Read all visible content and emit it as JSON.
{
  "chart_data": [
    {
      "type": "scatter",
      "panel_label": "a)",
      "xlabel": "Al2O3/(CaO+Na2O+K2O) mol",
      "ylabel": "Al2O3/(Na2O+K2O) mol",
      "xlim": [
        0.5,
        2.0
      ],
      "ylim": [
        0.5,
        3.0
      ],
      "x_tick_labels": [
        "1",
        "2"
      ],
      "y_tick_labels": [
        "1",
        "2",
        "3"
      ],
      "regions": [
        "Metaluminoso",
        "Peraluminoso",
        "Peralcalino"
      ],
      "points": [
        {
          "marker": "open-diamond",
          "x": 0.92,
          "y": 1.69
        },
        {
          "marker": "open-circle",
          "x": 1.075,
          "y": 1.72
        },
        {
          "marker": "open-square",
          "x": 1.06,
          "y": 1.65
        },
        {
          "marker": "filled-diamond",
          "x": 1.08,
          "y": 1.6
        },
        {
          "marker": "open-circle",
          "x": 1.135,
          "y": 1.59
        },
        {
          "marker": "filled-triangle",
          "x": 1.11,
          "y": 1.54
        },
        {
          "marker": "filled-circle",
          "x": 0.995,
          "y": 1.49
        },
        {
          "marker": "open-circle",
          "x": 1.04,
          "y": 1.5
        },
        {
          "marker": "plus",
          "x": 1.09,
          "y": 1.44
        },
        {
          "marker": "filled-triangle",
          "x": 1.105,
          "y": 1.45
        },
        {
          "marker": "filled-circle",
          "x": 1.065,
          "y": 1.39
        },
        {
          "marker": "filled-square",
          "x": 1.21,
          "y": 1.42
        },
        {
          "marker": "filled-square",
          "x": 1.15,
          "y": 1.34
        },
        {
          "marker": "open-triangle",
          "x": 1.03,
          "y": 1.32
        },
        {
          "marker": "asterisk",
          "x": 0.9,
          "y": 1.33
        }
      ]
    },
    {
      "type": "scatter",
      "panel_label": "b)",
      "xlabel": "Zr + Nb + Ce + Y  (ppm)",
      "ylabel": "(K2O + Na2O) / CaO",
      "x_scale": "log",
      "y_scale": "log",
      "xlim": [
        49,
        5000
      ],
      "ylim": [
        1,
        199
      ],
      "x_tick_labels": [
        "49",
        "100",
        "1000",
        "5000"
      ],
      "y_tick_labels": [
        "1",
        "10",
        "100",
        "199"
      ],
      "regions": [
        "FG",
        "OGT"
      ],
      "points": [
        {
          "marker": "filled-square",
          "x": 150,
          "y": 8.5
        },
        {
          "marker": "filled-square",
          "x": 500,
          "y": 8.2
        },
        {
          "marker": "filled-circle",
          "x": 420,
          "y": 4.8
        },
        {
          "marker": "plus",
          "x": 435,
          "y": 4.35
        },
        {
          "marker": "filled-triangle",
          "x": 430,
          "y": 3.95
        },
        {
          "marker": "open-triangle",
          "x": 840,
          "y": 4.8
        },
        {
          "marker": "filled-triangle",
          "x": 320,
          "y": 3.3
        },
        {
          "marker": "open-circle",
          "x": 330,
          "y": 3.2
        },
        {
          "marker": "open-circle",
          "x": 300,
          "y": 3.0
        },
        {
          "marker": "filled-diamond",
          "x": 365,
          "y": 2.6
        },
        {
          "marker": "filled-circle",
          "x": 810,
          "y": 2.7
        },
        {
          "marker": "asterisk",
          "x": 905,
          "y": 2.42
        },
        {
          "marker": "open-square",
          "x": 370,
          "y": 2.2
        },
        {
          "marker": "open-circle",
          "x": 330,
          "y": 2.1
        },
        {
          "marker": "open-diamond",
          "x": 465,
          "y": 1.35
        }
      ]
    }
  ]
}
——————
* [SET EXERCISE]: Can you reproduce all the material exactly?

* [THE RESULT]:
Read all visible content and emit it as JSON.
{
  "chart_data": [
    {
      "type": "scatter",
      "panel_label": "a)",
      "xlabel": "Al2O3/(CaO+Na2O+K2O) mol",
      "ylabel": "Al2O3/(Na2O+K2O) mol",
      "xlim": [
        0.5,
        2.0
      ],
      "ylim": [
        0.5,
        3.0
      ],
      "x_tick_labels": [
        "1",
        "2"
      ],
      "y_tick_labels": [
        "1",
        "2",
        "3"
      ],
      "regions": [
        "Metaluminoso",
        "Peraluminoso",
        "Peralcalino"
      ],
      "points": [
        {
          "marker": "open-diamond",
          "x": 0.92,
          "y": 1.69
        },
        {
          "marker": "open-circle",
          "x": 1.075,
          "y": 1.72
        },
        {
          "marker": "open-square",
          "x": 1.06,
          "y": 1.65
        },
        {
          "marker": "filled-diamond",
          "x": 1.08,
          "y": 1.6
        },
        {
          "marker": "open-circle",
          "x": 1.135,
          "y": 1.59
        },
        {
          "marker": "filled-triangle",
          "x": 1.11,
          "y": 1.54
        },
        {
          "marker": "filled-circle",
          "x": 0.995,
          "y": 1.49
        },
        {
          "marker": "open-circle",
          "x": 1.04,
          "y": 1.5
        },
        {
          "marker": "plus",
          "x": 1.09,
          "y": 1.44
        },
        {
          "marker": "filled-triangle",
          "x": 1.105,
          "y": 1.45
        },
        {
          "marker": "filled-circle",
          "x": 1.065,
          "y": 1.39
        },
        {
          "marker": "filled-square",
          "x": 1.21,
          "y": 1.42
        },
        {
          "marker": "filled-square",
          "x": 1.15,
          "y": 1.34
        },
        {
          "marker": "open-triangle",
          "x": 1.03,
          "y": 1.32
        },
        {
          "marker": "asterisk",
          "x": 0.9,
          "y": 1.33
        }
      ]
    },
    {
      "type": "scatter",
      "panel_label": "b)",
      "xlabel": "Zr + Nb + Ce + Y  (ppm)",
      "ylabel": "(K2O + Na2O) / CaO",
      "x_scale": "log",
      "y_scale": "log",
      "xlim": [
        49,
        5000
      ],
      "ylim": [
        1,
        199
      ],
      "x_tick_labels": [
        "49",
        "100",
        "1000",
        "5000"
      ],
      "y_tick_labels": [
        "1",
        "10",
        "100",
        "199"
      ],
      "regions": [
        "FG",
        "OGT"
      ],
      "points": [
        {
          "marker": "filled-square",
          "x": 150,
          "y": 8.5
        },
        {
          "marker": "filled-square",
          "x": 500,
          "y": 8.2
        },
        {
          "marker": "filled-circle",
          "x": 420,
          "y": 4.8
        },
        {
          "marker": "plus",
          "x": 435,
          "y": 4.35
        },
        {
          "marker": "filled-triangle",
          "x": 430,
          "y": 3.95
        },
        {
          "marker": "open-triangle",
          "x": 840,
          "y": 4.8
        },
        {
          "marker": "filled-triangle",
          "x": 320,
          "y": 3.3
        },
        {
          "marker": "open-circle",
          "x": 330,
          "y": 3.2
        },
        {
          "marker": "open-circle",
          "x": 300,
          "y": 3.0
        },
        {
          "marker": "filled-diamond",
          "x": 365,
          "y": 2.6
        },
        {
          "marker": "filled-circle",
          "x": 810,
          "y": 2.7
        },
        {
          "marker": "asterisk",
          "x": 905,
          "y": 2.42
        },
        {
          "marker": "open-square",
          "x": 370,
          "y": 2.2
        },
        {
          "marker": "open-circle",
          "x": 330,
          "y": 2.1
        },
        {
          "marker": "open-diamond",
          "x": 465,
          "y": 1.35
        }
      ]
    }
  ]
}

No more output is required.